▶ DATASET EXTRACT
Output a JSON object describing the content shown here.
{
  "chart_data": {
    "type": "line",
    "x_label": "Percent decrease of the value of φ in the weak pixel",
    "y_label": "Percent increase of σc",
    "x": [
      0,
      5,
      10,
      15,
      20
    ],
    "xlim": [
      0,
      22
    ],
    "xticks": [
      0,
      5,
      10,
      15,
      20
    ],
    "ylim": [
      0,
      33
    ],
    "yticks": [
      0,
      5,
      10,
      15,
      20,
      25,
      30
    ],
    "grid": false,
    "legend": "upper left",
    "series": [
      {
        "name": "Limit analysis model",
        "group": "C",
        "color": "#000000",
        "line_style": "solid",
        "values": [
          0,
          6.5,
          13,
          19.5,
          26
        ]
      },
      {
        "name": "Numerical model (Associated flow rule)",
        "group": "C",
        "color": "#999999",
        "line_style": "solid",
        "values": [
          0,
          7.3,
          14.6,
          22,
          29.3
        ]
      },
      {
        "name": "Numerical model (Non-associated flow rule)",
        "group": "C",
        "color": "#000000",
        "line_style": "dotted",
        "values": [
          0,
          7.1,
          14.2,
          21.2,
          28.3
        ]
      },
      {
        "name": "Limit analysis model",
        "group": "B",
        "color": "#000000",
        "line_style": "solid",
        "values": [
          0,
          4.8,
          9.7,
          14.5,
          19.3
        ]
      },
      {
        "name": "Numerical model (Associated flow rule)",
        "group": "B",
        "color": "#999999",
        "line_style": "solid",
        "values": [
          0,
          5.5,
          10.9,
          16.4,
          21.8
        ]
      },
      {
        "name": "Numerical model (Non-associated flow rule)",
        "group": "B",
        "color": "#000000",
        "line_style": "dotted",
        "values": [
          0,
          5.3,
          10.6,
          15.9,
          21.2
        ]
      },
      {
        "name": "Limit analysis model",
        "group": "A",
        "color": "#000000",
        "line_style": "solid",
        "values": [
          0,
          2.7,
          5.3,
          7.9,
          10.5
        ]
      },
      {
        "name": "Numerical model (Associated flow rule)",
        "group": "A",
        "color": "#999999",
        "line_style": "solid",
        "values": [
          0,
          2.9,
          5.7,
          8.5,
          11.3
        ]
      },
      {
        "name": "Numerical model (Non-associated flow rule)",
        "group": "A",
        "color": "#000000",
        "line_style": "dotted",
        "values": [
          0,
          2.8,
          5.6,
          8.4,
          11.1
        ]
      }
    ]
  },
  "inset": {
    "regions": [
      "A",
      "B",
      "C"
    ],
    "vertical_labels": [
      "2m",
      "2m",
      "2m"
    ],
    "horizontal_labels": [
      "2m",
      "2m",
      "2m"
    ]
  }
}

▶ TASK OBJECTIVE
Go through the records above and set each one down exactly, please.

▶ FULL ANSWER
Output a JSON object describing the content shown here.
{
  "chart_data": {
    "type": "line",
    "x_label": "Percent decrease of the value of φ in the weak pixel",
    "y_label": "Percent increase of σc",
    "x": [
      0,
      5,
      10,
      15,
      20
    ],
    "xlim": [
      0,
      22
    ],
    "xticks": [
      0,
      5,
      10,
      15,
      20
    ],
    "ylim": [
      0,
      33
    ],
    "yticks": [
      0,
      5,
      10,
      15,
      20,
      25,
      30
    ],
    "grid": false,
    "legend": "upper left",
    "series": [
      {
        "name": "Limit analysis model",
        "group": "C",
        "color": "#000000",
        "line_style": "solid",
        "values": [
          0,
          6.5,
          13,
          19.5,
          26
        ]
      },
      {
        "name": "Numerical model (Associated flow rule)",
        "group": "C",
        "color": "#999999",
        "line_style": "solid",
        "values": [
          0,
          7.3,
          14.6,
          22,
          29.3
        ]
      },
      {
        "name": "Numerical model (Non-associated flow rule)",
        "group": "C",
        "color": "#000000",
        "line_style": "dotted",
        "values": [
          0,
          7.1,
          14.2,
          21.2,
          28.3
        ]
      },
      {
        "name": "Limit analysis model",
        "group": "B",
        "color": "#000000",
        "line_style": "solid",
        "values": [
          0,
          4.8,
          9.7,
          14.5,
          19.3
        ]
      },
      {
        "name": "Numerical model (Associated flow rule)",
        "group": "B",
        "color": "#999999",
        "line_style": "solid",
        "values": [
          0,
          5.5,
          10.9,
          16.4,
          21.8
        ]
      },
      {
        "name": "Numerical model (Non-associated flow rule)",
        "group": "B",
        "color": "#000000",
        "line_style": "dotted",
        "values": [
          0,
          5.3,
          10.6,
          15.9,
          21.2
        ]
      },
      {
        "name": "Limit analysis model",
        "group": "A",
        "color": "#000000",
        "line_style": "solid",
        "values": [
          0,
          2.7,
          5.3,
          7.9,
          10.5
        ]
      },
      {
        "name": "Numerical model (Associated flow rule)",
        "group": "A",
        "color": "#999999",
        "line_style": "solid",
        "values": [
          0,
          2.9,
          5.7,
          8.5,
          11.3
        ]
      },
      {
        "name": "Numerical model (Non-associated flow rule)",
        "group": "A",
        "color": "#000000",
        "line_style": "dotted",
        "values": [
          0,
          2.8,
          5.6,
          8.4,
          11.1
        ]
      }
    ]
  },
  "inset": {
    "regions": [
      "A",
      "B",
      "C"
    ],
    "vertical_labels": [
      "2m",
      "2m",
      "2m"
    ],
    "horizontal_labels": [
      "2m",
      "2m",
      "2m"
    ]
  }
}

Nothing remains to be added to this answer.